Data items
..........
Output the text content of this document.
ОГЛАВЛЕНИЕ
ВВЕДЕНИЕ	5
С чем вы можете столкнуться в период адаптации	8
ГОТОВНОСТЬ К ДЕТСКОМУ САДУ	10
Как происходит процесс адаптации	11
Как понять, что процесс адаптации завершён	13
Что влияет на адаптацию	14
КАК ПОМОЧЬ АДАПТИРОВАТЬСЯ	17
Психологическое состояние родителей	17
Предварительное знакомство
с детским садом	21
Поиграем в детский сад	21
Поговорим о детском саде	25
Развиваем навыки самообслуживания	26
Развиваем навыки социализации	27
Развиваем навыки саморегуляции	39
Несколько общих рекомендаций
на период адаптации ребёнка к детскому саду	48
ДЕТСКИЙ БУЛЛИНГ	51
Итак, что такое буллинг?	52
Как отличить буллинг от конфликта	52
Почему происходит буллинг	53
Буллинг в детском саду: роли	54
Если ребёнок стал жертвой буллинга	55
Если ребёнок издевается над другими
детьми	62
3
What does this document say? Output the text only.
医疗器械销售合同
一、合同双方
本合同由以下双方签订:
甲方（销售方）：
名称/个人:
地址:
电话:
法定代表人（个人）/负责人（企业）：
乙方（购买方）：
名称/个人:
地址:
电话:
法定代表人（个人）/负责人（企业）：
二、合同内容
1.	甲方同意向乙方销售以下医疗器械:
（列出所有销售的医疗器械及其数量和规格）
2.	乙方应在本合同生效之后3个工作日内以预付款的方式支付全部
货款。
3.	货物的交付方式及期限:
..........
Instruction - From the listing above, extract all records word for word.

Worked answer -
Output the text content of this document.
ОГЛАВЛЕНИЕ
ВВЕДЕНИЕ	5
С чем вы можете столкнуться в период адаптации	8
ГОТОВНОСТЬ К ДЕТСКОМУ САДУ	10
Как происходит процесс адаптации	11
Как понять, что процесс адаптации завершён	13
Что влияет на адаптацию	14
КАК ПОМОЧЬ АДАПТИРОВАТЬСЯ	17
Психологическое состояние родителей	17
Предварительное знакомство
с детским садом	21
Поиграем в детский сад	21
Поговорим о детском саде	25
Развиваем навыки самообслуживания	26
Развиваем навыки социализации	27
Развиваем навыки саморегуляции	39
Несколько общих рекомендаций
на период адаптации ребёнка к детскому саду	48
ДЕТСКИЙ БУЛЛИНГ	51
Итак, что такое буллинг?	52
Как отличить буллинг от конфликта	52
Почему происходит буллинг	53
Буллинг в детском саду: роли	54
Если ребёнок стал жертвой буллинга	55
Если ребёнок издевается над другими
детьми	62
3
What does this document say? Output the text only.
医疗器械销售合同
一、合同双方
本合同由以下双方签订:
甲方（销售方）：
名称/个人:
地址:
电话:
法定代表人（个人）/负责人（企业）：
乙方（购买方）：
名称/个人:
地址:
电话:
法定代表人（个人）/负责人（企业）：
二、合同内容
1.	甲方同意向乙方销售以下医疗器械:
（列出所有销售的医疗器械及其数量和规格）
2.	乙方应在本合同生效之后3个工作日内以预付款的方式支付全部
货款。
3.	货物的交付方式及期限:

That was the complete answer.